TASK TO CARRY OUT. Output every line of the material exactly, omitting images.

DATASET RECORDS.

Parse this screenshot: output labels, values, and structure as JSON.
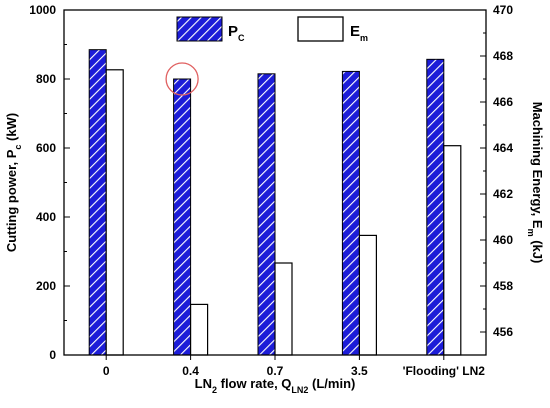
{
  "chart_data": {
    "type": "bar",
    "categories": [
      "0",
      "0.4",
      "0.7",
      "3.5",
      "'Flooding' LN2"
    ],
    "xlabel": {
      "main": "LN",
      "sub": "2",
      "mid": " flow rate, Q",
      "sub2": "LN",
      "sub3": "2",
      "end": " (L/min)"
    },
    "ylabel_left": {
      "main": "Cutting power, P",
      "sub": "c",
      "end": " (kW)"
    },
    "ylabel_right": {
      "main": "Machining Energy, E",
      "sub": "m",
      "end": " (kJ)"
    },
    "ylim_left": [
      0,
      1000
    ],
    "ylim_right": [
      455,
      470
    ],
    "yticks_left": [
      "0",
      "200",
      "400",
      "600",
      "800",
      "1000"
    ],
    "yticks_right": [
      "456",
      "458",
      "460",
      "462",
      "464",
      "466",
      "468",
      "470"
    ],
    "series": [
      {
        "name": "P",
        "name_sub": "C",
        "axis": "left",
        "fill": "hatched",
        "color": "#1c1cd8",
        "values": [
          885,
          800,
          815,
          822,
          857
        ]
      },
      {
        "name": "E",
        "name_sub": "m",
        "axis": "right",
        "fill": "white",
        "color": "#000000",
        "values": [
          467.4,
          457.2,
          459.0,
          460.2,
          464.1
        ]
      }
    ],
    "annotation": {
      "type": "circle",
      "color": "#e06060",
      "category_index": 1,
      "series_index": 0
    },
    "grid": false,
    "legend_position": "top-center"
  }
}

EXERCISE RESPONSE.
Parse this screenshot: output labels, values, and structure as JSON.
{
  "chart_data": {
    "type": "bar",
    "categories": [
      "0",
      "0.4",
      "0.7",
      "3.5",
      "'Flooding' LN2"
    ],
    "xlabel": {
      "main": "LN",
      "sub": "2",
      "mid": " flow rate, Q",
      "sub2": "LN",
      "sub3": "2",
      "end": " (L/min)"
    },
    "ylabel_left": {
      "main": "Cutting power, P",
      "sub": "c",
      "end": " (kW)"
    },
    "ylabel_right": {
      "main": "Machining Energy, E",
      "sub": "m",
      "end": " (kJ)"
    },
    "ylim_left": [
      0,
      1000
    ],
    "ylim_right": [
      455,
      470
    ],
    "yticks_left": [
      "0",
      "200",
      "400",
      "600",
      "800",
      "1000"
    ],
    "yticks_right": [
      "456",
      "458",
      "460",
      "462",
      "464",
      "466",
      "468",
      "470"
    ],
    "series": [
      {
        "name": "P",
        "name_sub": "C",
        "axis": "left",
        "fill": "hatched",
        "color": "#1c1cd8",
        "values": [
          885,
          800,
          815,
          822,
          857
        ]
      },
      {
        "name": "E",
        "name_sub": "m",
        "axis": "right",
        "fill": "white",
        "color": "#000000",
        "values": [
          467.4,
          457.2,
          459.0,
          460.2,
          464.1
        ]
      }
    ],
    "annotation": {
      "type": "circle",
      "color": "#e06060",
      "category_index": 1,
      "series_index": 0
    },
    "grid": false,
    "legend_position": "top-center"
  }
}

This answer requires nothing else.